## DATA TO PROCESS:
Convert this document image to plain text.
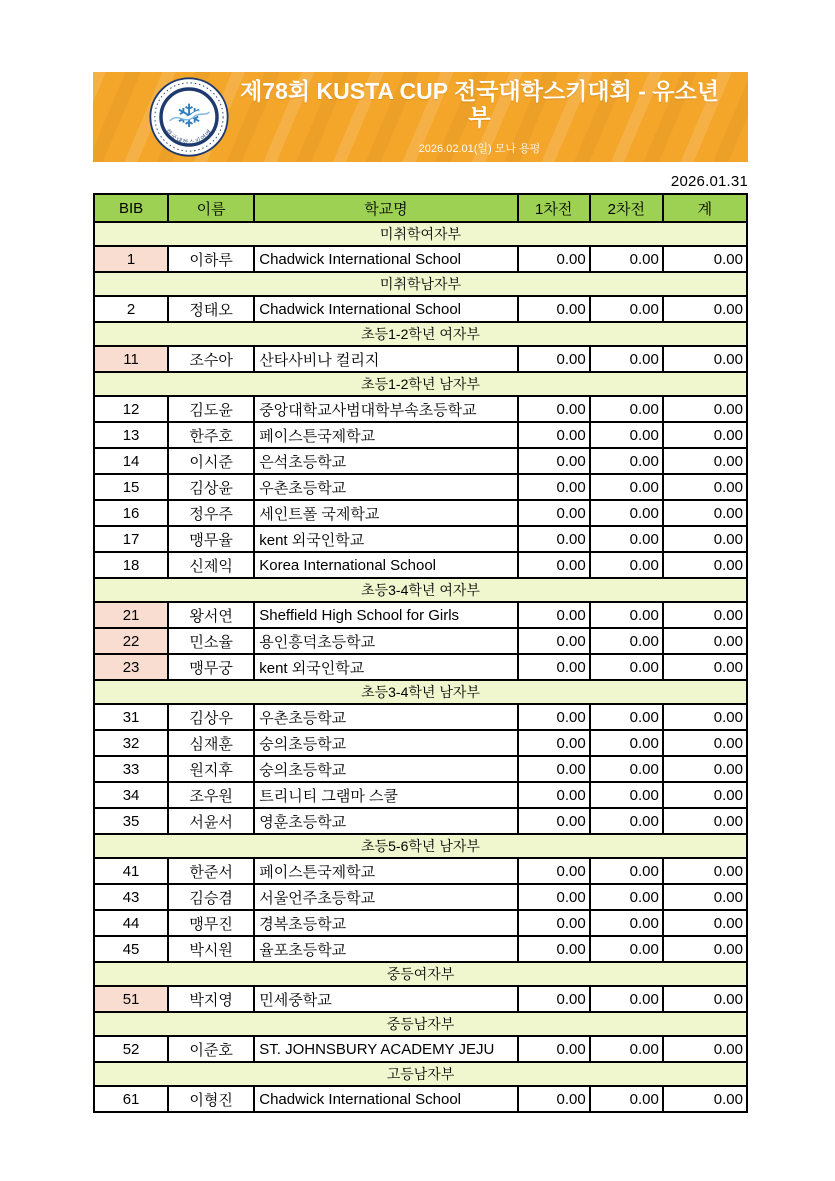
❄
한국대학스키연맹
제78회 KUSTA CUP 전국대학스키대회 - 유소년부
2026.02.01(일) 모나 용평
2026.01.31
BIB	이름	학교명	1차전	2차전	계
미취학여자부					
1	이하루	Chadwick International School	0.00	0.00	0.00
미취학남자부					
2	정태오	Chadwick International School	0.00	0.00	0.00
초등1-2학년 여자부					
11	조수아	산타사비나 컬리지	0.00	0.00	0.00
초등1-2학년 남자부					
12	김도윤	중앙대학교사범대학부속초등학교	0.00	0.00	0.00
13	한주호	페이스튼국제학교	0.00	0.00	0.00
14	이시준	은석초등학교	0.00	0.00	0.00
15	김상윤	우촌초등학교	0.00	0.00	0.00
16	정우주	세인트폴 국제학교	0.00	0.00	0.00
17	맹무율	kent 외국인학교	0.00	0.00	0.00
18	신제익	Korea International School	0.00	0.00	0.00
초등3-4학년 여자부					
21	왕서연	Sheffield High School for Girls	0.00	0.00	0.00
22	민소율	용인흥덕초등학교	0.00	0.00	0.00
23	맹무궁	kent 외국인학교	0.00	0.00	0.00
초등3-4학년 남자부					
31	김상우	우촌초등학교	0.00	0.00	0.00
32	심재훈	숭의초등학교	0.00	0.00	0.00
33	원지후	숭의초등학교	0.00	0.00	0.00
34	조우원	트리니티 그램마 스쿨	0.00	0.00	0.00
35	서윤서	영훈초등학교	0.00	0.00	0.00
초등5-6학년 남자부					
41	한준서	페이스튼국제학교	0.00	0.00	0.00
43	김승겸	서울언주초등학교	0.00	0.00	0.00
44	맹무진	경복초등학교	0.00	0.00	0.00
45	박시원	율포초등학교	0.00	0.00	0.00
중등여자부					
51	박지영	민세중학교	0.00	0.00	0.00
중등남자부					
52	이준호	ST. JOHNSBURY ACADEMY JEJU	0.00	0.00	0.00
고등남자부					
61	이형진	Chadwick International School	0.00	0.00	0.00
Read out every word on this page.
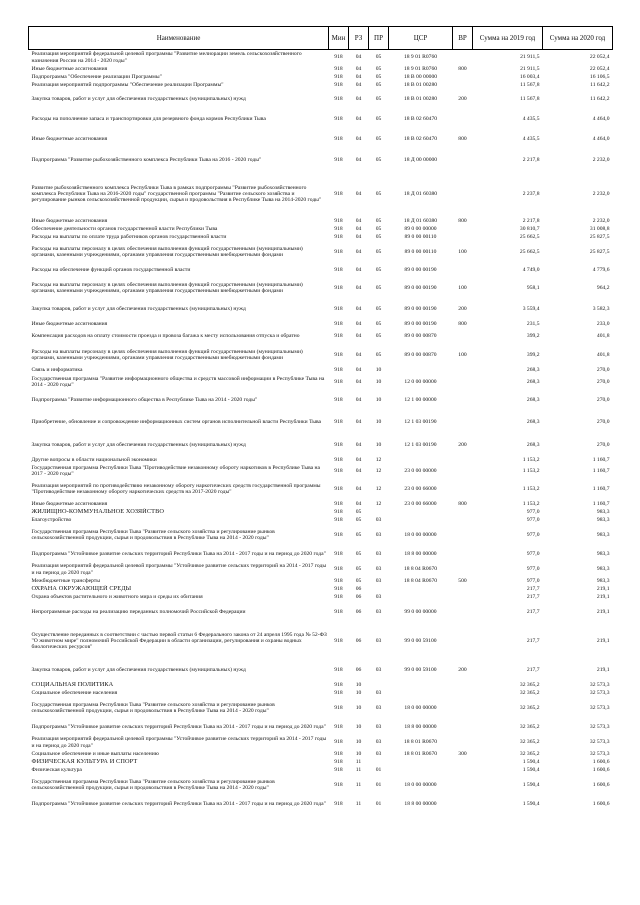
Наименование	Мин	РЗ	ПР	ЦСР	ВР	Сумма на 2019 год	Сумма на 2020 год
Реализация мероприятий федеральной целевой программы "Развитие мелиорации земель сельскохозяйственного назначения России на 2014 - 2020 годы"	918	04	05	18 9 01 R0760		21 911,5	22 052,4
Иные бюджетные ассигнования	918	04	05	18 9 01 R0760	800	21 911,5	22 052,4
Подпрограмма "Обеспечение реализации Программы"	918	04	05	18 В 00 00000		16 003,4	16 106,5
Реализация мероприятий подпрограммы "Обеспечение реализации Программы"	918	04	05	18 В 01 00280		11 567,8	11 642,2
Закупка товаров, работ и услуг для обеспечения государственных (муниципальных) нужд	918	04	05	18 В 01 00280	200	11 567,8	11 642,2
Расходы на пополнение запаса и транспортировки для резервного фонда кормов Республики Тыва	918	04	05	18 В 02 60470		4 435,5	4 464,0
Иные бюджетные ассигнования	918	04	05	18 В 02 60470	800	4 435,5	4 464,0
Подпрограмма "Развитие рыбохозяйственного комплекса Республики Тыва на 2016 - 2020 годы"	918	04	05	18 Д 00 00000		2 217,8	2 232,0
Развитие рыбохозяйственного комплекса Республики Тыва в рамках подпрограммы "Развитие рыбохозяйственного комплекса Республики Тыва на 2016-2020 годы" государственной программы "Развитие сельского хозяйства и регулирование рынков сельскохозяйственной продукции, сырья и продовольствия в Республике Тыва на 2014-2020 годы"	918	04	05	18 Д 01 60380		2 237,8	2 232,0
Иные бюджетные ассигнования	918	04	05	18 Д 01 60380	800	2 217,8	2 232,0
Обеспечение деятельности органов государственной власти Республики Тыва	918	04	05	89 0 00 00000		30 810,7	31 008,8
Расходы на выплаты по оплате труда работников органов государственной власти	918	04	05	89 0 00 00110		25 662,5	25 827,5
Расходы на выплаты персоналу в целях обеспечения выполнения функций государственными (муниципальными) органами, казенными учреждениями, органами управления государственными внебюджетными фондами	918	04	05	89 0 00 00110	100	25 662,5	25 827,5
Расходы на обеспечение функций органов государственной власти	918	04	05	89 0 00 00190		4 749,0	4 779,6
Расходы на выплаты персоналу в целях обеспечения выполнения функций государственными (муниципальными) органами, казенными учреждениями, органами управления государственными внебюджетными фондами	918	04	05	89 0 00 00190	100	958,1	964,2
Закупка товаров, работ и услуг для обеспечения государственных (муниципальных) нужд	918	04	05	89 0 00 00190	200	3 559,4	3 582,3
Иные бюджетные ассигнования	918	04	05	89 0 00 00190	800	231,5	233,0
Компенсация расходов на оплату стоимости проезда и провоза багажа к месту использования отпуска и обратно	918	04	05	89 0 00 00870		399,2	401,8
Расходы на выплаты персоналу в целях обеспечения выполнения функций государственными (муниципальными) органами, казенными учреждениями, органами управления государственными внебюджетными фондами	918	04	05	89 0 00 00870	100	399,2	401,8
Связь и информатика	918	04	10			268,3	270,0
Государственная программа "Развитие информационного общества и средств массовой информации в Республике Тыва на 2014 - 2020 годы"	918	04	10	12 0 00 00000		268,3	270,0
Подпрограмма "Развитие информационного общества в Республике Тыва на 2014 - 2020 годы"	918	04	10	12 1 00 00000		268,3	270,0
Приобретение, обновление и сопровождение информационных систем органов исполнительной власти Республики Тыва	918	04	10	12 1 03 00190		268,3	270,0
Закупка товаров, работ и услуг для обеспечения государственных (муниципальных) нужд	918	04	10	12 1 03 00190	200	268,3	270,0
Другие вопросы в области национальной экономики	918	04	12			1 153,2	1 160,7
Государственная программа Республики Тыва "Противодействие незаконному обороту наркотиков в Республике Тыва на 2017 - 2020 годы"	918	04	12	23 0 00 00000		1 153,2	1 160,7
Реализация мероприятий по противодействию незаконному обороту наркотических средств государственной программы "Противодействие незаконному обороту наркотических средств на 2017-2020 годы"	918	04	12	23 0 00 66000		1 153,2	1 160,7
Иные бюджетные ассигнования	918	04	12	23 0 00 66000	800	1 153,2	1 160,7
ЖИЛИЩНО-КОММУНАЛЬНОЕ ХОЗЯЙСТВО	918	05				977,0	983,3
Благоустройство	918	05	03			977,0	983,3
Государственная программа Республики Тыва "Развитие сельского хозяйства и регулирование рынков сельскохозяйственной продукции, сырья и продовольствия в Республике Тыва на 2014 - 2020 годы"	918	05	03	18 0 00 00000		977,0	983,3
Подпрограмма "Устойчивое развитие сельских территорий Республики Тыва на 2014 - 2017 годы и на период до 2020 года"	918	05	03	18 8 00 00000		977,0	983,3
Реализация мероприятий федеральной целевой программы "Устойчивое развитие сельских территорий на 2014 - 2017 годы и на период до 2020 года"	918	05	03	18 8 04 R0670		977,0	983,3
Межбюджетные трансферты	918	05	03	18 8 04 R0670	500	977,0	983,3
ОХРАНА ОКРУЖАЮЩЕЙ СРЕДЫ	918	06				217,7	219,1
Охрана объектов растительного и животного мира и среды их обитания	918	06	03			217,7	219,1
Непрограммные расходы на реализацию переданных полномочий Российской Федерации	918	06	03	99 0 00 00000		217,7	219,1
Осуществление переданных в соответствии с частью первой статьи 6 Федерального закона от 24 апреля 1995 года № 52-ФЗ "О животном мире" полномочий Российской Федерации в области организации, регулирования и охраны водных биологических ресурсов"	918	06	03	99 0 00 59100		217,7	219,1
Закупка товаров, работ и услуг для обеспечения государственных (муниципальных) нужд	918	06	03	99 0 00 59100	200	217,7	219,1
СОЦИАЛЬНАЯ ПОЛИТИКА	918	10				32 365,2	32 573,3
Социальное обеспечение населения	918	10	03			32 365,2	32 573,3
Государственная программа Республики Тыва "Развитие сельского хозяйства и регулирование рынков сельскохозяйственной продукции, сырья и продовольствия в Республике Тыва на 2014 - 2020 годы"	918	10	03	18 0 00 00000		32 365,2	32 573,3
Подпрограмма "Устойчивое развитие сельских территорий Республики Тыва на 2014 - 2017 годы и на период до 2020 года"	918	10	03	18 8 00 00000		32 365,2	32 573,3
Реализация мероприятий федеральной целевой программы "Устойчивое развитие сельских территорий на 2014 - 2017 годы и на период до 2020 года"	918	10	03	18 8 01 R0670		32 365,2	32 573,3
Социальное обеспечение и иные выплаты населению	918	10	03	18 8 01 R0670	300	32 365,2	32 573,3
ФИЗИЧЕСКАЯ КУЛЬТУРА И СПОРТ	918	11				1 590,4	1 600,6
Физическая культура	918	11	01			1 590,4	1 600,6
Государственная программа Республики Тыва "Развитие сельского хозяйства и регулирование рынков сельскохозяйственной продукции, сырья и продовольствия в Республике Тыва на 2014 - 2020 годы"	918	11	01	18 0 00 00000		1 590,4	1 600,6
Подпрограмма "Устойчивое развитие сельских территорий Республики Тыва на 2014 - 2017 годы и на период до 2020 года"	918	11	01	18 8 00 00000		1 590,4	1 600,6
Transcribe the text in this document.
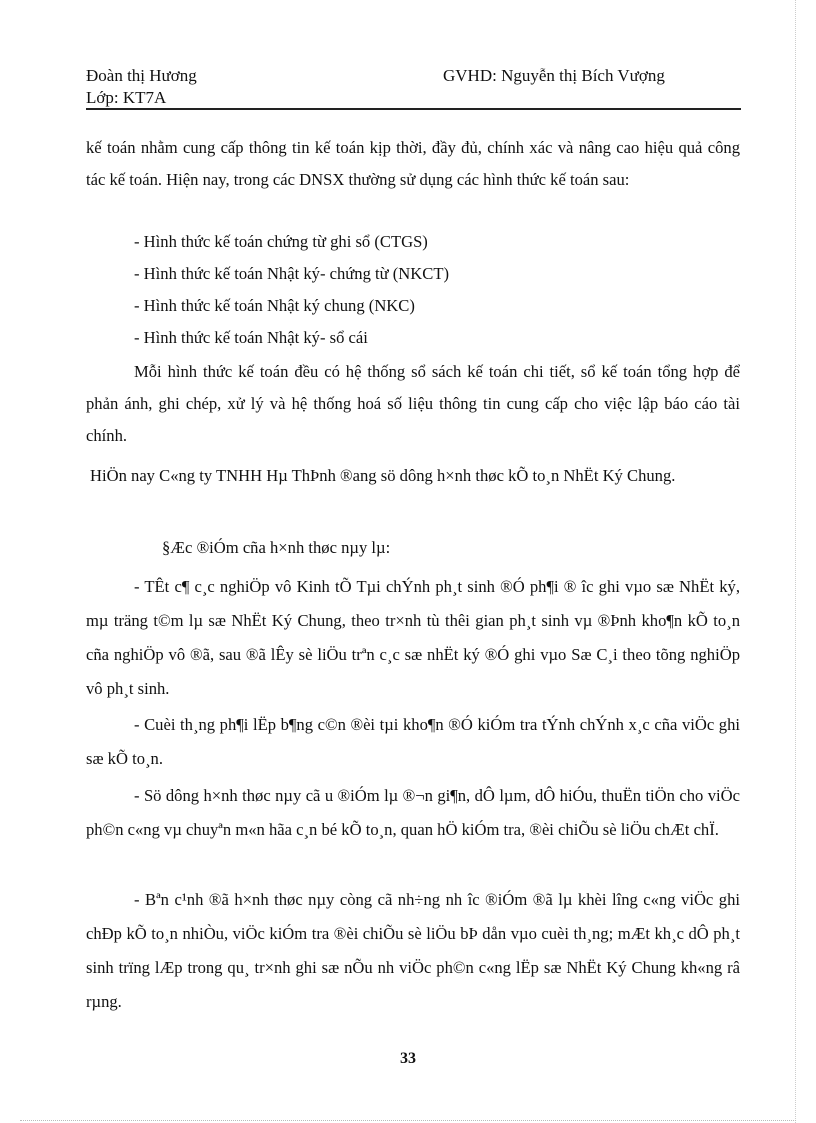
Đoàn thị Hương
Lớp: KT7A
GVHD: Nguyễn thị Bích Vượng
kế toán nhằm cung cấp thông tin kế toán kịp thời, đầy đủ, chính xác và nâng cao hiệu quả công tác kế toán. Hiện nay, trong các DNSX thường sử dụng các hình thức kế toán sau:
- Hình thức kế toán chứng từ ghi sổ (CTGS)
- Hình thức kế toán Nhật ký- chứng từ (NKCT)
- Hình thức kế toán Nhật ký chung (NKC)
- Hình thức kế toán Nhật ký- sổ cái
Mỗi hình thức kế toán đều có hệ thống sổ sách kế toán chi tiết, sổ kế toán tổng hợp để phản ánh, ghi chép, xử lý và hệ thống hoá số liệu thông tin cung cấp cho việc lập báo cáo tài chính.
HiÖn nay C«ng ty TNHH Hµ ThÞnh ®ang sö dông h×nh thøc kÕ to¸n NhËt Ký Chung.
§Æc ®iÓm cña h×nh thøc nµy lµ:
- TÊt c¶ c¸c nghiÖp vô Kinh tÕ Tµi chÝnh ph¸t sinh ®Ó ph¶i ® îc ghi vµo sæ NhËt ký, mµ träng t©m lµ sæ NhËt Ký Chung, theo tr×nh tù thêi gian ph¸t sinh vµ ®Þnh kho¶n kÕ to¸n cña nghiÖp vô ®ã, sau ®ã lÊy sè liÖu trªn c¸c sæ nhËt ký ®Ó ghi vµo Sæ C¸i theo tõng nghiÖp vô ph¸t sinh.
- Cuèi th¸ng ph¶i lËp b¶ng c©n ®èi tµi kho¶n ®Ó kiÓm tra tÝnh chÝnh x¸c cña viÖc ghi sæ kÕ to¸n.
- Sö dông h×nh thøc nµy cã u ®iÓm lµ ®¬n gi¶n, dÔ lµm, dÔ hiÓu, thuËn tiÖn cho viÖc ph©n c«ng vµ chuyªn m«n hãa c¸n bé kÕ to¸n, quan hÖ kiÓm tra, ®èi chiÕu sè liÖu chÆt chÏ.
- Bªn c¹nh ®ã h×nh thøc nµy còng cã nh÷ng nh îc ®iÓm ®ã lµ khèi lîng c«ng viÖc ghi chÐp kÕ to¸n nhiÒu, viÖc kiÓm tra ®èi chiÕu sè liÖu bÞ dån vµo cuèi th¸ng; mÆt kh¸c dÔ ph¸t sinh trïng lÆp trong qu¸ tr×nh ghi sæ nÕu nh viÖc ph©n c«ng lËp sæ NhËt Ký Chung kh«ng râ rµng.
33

## WRITTEN REQUEST:
Find each line holding the word "Chadwick" and copy it.

## SOLUTION FOR THIS EXERCISE:
1	이하루	Chadwick International School	0.00	0.00	0.00
2	정태오	Chadwick International School	0.00	0.00	0.00
61	이형진	Chadwick International School	0.00	0.00	0.00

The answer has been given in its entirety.